## The exercise:
Please pull out every line that includes the string "край".

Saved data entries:
══════════════════════════════

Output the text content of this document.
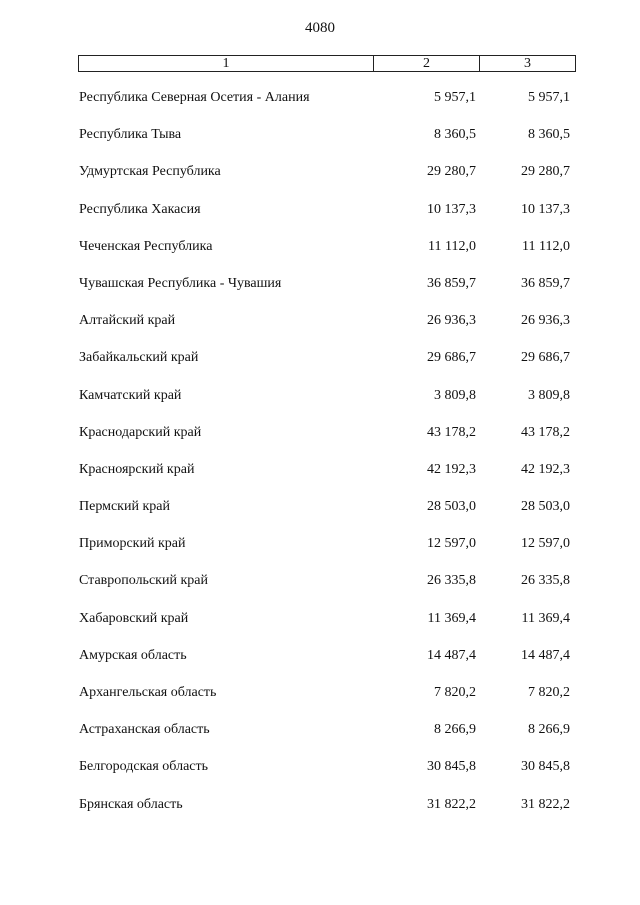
4080
1	2	3
Республика Северная Осетия - Алания	5 957,1	5 957,1
Республика Тыва	8 360,5	8 360,5
Удмуртская Республика	29 280,7	29 280,7
Республика Хакасия	10 137,3	10 137,3
Чеченская Республика	11 112,0	11 112,0
Чувашская Республика - Чувашия	36 859,7	36 859,7
Алтайский край	26 936,3	26 936,3
Забайкальский край	29 686,7	29 686,7
Камчатский край	3 809,8	3 809,8
Краснодарский край	43 178,2	43 178,2
Красноярский край	42 192,3	42 192,3
Пермский край	28 503,0	28 503,0
Приморский край	12 597,0	12 597,0
Ставропольский край	26 335,8	26 335,8
Хабаровский край	11 369,4	11 369,4
Амурская область	14 487,4	14 487,4
Архангельская область	7 820,2	7 820,2
Астраханская область	8 266,9	8 266,9
Белгородская область	30 845,8	30 845,8
Брянская область	31 822,2	31 822,2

══════════════════════════════

## Exercise output:
Алтайский край	26 936,3	26 936,3
Забайкальский край	29 686,7	29 686,7
Камчатский край	3 809,8	3 809,8
Краснодарский край	43 178,2	43 178,2
Красноярский край	42 192,3	42 192,3
Пермский край	28 503,0	28 503,0
Приморский край	12 597,0	12 597,0
Ставропольский край	26 335,8	26 335,8
Хабаровский край	11 369,4	11 369,4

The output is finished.